- **Exercise task**: Exactly reproduce each line of the listing that follows.

- **Data records**:

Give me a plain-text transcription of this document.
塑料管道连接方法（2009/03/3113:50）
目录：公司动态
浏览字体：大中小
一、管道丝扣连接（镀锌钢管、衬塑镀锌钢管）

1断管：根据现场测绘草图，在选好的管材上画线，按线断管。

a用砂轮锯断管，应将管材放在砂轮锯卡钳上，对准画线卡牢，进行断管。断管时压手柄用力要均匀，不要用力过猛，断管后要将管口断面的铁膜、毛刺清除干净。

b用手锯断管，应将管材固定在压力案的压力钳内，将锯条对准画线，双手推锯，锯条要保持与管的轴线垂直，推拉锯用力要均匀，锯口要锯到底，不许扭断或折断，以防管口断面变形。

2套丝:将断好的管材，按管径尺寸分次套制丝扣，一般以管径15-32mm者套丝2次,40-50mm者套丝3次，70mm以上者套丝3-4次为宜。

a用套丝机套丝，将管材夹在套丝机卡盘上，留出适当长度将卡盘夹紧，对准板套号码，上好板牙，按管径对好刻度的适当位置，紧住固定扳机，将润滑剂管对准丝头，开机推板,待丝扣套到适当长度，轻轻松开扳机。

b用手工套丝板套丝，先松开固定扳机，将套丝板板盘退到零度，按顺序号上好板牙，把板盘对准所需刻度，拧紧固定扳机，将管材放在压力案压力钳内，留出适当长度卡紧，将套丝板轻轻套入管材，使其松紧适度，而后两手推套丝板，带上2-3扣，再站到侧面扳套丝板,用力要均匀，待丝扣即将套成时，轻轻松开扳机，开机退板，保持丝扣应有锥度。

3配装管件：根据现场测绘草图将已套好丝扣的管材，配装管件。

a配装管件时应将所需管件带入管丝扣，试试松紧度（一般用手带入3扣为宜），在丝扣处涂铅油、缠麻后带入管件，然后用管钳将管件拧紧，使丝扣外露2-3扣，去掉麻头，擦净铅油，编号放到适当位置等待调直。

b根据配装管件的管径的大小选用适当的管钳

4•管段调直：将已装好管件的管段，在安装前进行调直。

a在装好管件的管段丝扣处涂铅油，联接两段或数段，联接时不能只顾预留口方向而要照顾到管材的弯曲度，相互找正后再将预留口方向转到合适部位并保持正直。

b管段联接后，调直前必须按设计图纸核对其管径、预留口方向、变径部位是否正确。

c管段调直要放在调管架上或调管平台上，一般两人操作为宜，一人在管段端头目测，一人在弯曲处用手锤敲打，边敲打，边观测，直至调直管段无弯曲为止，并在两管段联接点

- **Solution below**:
Give me a plain-text transcription of this document.
塑料管道连接方法（2009/03/3113:50）
目录：公司动态
浏览字体：大中小
一、管道丝扣连接（镀锌钢管、衬塑镀锌钢管）

1断管：根据现场测绘草图，在选好的管材上画线，按线断管。

a用砂轮锯断管，应将管材放在砂轮锯卡钳上，对准画线卡牢，进行断管。断管时压手柄用力要均匀，不要用力过猛，断管后要将管口断面的铁膜、毛刺清除干净。

b用手锯断管，应将管材固定在压力案的压力钳内，将锯条对准画线，双手推锯，锯条要保持与管的轴线垂直，推拉锯用力要均匀，锯口要锯到底，不许扭断或折断，以防管口断面变形。

2套丝:将断好的管材，按管径尺寸分次套制丝扣，一般以管径15-32mm者套丝2次,40-50mm者套丝3次，70mm以上者套丝3-4次为宜。

a用套丝机套丝，将管材夹在套丝机卡盘上，留出适当长度将卡盘夹紧，对准板套号码，上好板牙，按管径对好刻度的适当位置，紧住固定扳机，将润滑剂管对准丝头，开机推板,待丝扣套到适当长度，轻轻松开扳机。

b用手工套丝板套丝，先松开固定扳机，将套丝板板盘退到零度，按顺序号上好板牙，把板盘对准所需刻度，拧紧固定扳机，将管材放在压力案压力钳内，留出适当长度卡紧，将套丝板轻轻套入管材，使其松紧适度，而后两手推套丝板，带上2-3扣，再站到侧面扳套丝板,用力要均匀，待丝扣即将套成时，轻轻松开扳机，开机退板，保持丝扣应有锥度。

3配装管件：根据现场测绘草图将已套好丝扣的管材，配装管件。

a配装管件时应将所需管件带入管丝扣，试试松紧度（一般用手带入3扣为宜），在丝扣处涂铅油、缠麻后带入管件，然后用管钳将管件拧紧，使丝扣外露2-3扣，去掉麻头，擦净铅油，编号放到适当位置等待调直。

b根据配装管件的管径的大小选用适当的管钳

4•管段调直：将已装好管件的管段，在安装前进行调直。

a在装好管件的管段丝扣处涂铅油，联接两段或数段，联接时不能只顾预留口方向而要照顾到管材的弯曲度，相互找正后再将预留口方向转到合适部位并保持正直。

b管段联接后，调直前必须按设计图纸核对其管径、预留口方向、变径部位是否正确。

c管段调直要放在调管架上或调管平台上，一般两人操作为宜，一人在管段端头目测，一人在弯曲处用手锤敲打，边敲打，边观测，直至调直管段无弯曲为止，并在两管段联接点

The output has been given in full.